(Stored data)
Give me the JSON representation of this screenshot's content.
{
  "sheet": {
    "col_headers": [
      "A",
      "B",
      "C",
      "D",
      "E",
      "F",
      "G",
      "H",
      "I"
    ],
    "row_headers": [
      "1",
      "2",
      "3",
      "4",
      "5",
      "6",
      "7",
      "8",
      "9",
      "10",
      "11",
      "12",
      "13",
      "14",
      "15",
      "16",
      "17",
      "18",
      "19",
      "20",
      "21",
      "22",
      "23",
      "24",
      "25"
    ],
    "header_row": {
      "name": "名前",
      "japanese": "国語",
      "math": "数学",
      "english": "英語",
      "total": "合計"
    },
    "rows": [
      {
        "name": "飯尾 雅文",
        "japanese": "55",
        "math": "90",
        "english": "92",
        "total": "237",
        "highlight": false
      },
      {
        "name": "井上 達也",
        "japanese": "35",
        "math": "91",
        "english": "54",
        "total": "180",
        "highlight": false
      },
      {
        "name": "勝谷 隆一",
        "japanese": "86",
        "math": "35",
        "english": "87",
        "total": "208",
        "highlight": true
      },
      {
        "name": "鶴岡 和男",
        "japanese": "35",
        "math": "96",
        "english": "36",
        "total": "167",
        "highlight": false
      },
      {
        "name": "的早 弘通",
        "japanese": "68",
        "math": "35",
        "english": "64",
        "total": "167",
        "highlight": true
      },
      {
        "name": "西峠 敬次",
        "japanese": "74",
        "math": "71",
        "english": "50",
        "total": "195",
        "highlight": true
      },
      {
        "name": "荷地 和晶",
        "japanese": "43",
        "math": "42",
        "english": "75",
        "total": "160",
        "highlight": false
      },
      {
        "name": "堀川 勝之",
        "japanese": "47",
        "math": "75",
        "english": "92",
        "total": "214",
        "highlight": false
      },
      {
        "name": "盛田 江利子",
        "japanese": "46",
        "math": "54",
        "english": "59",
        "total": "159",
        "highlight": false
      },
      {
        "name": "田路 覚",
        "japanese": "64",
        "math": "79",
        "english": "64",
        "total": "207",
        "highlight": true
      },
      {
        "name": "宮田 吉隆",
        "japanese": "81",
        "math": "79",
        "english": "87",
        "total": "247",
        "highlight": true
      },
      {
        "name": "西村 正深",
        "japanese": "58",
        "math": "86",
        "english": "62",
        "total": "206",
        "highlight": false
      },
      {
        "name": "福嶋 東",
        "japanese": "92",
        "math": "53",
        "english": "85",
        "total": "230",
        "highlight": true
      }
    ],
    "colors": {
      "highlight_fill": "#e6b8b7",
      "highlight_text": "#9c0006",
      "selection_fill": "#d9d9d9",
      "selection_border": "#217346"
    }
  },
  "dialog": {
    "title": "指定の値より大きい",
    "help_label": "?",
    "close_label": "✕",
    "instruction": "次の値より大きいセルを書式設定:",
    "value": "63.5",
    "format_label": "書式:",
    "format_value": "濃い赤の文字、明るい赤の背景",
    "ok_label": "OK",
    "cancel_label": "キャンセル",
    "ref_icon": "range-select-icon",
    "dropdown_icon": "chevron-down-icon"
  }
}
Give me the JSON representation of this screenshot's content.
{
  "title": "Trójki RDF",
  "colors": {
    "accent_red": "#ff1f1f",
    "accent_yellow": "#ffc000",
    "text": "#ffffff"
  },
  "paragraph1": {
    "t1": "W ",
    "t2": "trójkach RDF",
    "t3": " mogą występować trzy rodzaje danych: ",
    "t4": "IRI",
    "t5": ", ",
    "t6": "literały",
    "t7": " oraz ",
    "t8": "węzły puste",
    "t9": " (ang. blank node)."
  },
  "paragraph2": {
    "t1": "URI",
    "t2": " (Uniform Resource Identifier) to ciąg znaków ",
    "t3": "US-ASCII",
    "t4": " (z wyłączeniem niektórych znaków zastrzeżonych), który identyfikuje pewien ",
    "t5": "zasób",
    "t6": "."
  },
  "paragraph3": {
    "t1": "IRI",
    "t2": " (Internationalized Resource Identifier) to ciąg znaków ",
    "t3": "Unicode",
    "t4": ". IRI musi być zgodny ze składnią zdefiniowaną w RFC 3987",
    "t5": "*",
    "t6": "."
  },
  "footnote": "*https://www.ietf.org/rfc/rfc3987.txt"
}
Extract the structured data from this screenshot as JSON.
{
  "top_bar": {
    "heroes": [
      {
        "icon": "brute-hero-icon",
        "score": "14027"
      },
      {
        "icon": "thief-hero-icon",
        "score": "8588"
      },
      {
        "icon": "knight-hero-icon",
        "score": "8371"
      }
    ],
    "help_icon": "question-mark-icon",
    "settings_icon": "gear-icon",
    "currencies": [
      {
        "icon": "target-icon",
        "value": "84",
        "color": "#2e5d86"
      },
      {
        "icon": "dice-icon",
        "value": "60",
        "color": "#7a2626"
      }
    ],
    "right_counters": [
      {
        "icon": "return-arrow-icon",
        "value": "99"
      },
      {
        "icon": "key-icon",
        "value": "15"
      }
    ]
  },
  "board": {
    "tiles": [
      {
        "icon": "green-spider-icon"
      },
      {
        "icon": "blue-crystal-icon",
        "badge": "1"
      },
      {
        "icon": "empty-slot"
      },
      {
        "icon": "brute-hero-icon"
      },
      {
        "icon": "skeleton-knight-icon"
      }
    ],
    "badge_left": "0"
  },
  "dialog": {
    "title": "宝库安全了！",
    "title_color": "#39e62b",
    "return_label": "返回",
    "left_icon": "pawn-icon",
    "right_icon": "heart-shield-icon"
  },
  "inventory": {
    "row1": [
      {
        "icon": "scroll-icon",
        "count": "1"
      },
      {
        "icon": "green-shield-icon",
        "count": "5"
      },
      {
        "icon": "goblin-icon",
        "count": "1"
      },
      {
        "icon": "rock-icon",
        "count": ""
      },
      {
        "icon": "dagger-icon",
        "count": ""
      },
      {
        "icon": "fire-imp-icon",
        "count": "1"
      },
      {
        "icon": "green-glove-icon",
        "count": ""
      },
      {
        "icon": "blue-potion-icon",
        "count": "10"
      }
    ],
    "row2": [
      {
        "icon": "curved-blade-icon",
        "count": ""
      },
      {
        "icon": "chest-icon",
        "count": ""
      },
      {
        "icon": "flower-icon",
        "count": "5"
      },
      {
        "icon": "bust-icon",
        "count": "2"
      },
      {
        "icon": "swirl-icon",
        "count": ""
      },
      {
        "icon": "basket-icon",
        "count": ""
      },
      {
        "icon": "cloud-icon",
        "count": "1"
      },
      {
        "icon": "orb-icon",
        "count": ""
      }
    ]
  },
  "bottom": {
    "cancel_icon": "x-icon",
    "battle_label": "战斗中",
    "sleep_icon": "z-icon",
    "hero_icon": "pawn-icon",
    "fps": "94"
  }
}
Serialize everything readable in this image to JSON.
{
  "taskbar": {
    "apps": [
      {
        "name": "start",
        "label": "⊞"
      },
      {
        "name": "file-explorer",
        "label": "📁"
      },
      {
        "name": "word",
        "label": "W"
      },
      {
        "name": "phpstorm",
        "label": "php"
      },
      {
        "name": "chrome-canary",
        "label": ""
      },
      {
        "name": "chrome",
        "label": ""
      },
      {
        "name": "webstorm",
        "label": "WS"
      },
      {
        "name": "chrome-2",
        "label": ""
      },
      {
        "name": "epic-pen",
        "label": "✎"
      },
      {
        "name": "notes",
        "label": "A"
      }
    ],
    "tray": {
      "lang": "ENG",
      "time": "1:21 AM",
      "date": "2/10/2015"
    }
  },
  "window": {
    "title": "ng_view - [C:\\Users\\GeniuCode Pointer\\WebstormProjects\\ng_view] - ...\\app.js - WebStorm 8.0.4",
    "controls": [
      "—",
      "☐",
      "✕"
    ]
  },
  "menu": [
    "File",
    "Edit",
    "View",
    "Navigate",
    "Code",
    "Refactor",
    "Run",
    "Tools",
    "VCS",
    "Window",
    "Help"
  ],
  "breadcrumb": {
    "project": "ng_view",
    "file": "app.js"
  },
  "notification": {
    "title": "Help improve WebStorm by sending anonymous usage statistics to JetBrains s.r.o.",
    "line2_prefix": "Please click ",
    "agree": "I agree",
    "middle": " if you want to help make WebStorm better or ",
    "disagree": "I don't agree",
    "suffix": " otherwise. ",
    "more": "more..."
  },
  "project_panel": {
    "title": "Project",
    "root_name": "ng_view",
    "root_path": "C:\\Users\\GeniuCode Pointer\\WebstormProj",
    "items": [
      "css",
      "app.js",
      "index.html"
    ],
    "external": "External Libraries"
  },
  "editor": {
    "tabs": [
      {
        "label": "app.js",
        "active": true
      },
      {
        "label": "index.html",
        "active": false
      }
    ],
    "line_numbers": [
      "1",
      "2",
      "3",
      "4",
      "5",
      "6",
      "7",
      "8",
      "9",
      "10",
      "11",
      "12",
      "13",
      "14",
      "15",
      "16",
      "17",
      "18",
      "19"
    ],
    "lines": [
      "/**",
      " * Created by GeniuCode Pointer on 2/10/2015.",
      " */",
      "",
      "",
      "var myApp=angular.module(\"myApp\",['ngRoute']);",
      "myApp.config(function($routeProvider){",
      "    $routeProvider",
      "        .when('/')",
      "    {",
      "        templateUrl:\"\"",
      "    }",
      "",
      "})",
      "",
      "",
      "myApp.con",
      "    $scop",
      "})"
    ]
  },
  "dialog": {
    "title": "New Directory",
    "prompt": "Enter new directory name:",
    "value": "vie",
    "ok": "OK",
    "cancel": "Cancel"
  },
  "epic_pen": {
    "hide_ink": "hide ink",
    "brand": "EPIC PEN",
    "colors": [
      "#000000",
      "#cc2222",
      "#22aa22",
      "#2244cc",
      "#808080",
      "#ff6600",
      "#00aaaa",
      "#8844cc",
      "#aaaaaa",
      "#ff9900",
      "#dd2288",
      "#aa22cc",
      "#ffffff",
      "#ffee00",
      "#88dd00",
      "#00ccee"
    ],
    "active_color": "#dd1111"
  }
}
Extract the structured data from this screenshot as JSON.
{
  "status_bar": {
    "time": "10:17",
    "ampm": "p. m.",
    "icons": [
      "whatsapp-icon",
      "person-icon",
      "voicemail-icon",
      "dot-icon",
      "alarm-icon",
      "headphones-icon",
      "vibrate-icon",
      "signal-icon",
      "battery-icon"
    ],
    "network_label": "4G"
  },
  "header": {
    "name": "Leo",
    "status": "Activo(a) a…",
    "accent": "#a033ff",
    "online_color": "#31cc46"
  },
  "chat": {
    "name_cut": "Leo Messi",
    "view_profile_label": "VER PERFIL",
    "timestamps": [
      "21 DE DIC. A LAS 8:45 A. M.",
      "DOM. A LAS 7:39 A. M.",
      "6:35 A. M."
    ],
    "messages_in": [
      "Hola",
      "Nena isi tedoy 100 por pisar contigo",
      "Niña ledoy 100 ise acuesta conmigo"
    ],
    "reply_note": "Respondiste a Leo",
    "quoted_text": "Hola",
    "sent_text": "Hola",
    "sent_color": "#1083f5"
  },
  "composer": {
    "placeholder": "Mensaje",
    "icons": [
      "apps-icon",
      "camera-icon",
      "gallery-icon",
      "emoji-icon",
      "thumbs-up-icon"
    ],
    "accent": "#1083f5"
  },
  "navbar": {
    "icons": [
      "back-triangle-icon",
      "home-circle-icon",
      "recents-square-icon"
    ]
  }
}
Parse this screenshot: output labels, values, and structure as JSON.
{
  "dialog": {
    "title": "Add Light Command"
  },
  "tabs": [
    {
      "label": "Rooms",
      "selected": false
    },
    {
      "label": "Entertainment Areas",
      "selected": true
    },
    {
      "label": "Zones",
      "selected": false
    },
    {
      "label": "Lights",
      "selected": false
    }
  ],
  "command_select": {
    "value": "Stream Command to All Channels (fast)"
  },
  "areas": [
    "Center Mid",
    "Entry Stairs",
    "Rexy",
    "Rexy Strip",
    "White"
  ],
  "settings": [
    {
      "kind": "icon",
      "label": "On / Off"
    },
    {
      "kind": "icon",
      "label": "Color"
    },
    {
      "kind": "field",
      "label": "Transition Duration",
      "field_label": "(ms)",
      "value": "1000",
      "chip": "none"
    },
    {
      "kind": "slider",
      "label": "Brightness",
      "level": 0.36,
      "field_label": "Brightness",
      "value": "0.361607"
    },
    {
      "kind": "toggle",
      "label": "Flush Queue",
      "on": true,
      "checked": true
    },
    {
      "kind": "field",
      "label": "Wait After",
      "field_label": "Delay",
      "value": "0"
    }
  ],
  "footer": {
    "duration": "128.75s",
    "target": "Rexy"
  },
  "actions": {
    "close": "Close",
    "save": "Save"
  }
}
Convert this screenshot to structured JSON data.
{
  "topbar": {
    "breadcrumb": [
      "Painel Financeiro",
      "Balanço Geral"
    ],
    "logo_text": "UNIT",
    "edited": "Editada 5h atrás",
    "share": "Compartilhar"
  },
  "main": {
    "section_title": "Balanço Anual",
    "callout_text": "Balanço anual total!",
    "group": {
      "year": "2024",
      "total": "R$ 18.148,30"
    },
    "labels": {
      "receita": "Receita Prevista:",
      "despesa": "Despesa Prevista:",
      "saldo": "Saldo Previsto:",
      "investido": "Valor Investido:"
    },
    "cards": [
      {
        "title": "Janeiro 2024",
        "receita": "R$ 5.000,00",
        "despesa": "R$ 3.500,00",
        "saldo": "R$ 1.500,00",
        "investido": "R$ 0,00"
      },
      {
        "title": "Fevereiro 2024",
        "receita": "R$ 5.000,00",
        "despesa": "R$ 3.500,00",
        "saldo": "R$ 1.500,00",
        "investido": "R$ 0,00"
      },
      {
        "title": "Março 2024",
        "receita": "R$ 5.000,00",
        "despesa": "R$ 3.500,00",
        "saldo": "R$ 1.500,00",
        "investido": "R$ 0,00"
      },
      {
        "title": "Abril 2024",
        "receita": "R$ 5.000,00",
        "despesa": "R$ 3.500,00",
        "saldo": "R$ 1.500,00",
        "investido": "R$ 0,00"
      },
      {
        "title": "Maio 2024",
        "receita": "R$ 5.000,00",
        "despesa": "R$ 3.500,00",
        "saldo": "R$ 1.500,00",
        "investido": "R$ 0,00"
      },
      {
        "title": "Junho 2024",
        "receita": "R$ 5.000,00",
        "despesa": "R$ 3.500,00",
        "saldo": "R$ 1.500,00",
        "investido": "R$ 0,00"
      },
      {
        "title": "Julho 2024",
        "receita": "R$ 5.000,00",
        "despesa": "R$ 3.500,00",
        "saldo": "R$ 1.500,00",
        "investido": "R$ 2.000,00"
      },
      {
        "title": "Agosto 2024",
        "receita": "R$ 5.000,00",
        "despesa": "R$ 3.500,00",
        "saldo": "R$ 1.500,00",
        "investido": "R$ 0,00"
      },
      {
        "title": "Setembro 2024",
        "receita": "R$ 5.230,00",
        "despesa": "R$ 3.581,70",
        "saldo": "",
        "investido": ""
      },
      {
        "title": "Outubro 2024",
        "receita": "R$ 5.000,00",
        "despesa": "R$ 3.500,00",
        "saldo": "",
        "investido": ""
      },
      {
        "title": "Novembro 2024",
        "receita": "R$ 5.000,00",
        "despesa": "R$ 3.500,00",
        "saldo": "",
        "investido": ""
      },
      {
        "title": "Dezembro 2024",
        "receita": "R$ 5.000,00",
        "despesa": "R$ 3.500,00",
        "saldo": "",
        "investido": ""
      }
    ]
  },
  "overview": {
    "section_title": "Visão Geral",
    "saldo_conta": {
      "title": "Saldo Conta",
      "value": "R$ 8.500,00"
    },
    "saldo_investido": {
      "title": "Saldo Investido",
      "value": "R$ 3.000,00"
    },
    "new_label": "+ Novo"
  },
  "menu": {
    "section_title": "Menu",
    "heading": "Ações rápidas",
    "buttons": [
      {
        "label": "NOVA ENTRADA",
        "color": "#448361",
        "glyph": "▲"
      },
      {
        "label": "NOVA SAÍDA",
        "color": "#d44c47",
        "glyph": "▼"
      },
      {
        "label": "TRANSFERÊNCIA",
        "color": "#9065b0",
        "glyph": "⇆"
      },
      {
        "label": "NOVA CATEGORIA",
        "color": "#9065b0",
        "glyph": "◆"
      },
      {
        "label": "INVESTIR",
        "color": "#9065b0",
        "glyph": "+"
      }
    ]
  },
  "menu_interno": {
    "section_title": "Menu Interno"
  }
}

**SHORT PROBLEM:**
Identify and copy all lines with the word "pawn".

**FULL ANSWER:**
    "left_icon": "pawn-icon",
    "hero_icon": "pawn-icon",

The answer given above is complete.